#### Instructions for the task:
Lines containing the word "Шаблоны" are the ones to copy from the records below.

#### Working data:
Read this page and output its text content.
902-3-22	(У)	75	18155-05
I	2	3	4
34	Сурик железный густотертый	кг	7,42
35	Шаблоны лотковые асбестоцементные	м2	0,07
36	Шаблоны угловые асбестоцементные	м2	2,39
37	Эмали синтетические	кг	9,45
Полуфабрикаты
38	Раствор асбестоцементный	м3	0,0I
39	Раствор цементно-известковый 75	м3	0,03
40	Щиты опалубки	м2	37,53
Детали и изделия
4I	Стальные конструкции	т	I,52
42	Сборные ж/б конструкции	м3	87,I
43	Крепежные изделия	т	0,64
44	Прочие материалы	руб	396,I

--

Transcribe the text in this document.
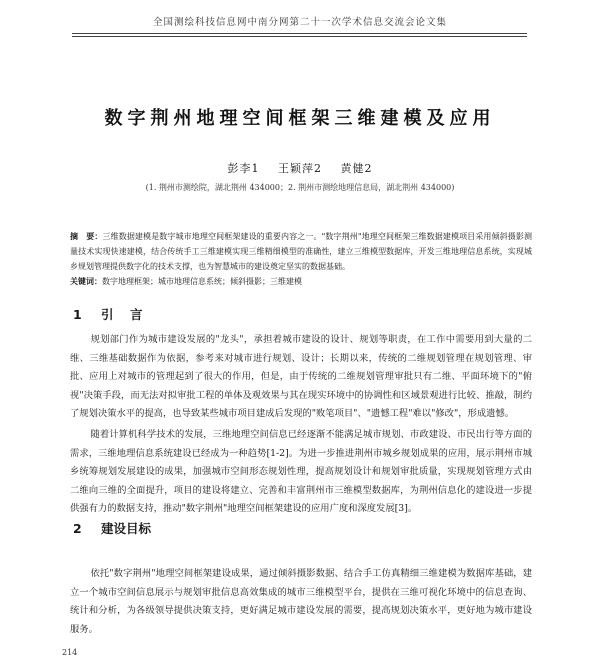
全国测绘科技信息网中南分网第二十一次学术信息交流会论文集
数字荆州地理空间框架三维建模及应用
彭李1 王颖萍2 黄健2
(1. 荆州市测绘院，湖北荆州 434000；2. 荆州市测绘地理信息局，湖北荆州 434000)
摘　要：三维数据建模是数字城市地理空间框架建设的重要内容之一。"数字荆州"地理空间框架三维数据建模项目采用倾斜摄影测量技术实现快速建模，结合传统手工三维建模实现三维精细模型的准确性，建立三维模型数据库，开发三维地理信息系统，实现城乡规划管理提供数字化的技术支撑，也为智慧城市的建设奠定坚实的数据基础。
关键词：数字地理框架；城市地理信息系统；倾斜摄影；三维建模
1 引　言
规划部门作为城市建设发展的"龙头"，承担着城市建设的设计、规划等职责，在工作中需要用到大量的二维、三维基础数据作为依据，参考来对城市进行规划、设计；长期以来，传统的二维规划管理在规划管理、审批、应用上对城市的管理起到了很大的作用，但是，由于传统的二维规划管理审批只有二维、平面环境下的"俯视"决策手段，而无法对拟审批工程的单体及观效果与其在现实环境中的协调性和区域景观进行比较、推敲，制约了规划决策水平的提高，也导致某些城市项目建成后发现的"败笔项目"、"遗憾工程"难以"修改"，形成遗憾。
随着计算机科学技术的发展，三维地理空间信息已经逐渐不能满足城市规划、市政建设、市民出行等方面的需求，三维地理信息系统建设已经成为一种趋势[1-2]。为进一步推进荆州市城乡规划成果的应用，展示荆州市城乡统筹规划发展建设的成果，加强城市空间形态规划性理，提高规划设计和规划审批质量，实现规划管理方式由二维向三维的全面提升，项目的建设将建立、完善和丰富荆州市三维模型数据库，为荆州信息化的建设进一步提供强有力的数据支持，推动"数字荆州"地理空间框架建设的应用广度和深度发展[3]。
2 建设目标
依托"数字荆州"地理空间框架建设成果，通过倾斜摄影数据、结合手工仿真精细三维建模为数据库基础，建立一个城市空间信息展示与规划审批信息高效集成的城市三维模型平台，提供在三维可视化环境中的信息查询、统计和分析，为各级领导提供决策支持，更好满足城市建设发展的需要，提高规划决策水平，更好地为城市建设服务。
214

#### The output:
35	Шаблоны лотковые асбестоцементные	м2	0,07
36	Шаблоны угловые асбестоцементные	м2	2,39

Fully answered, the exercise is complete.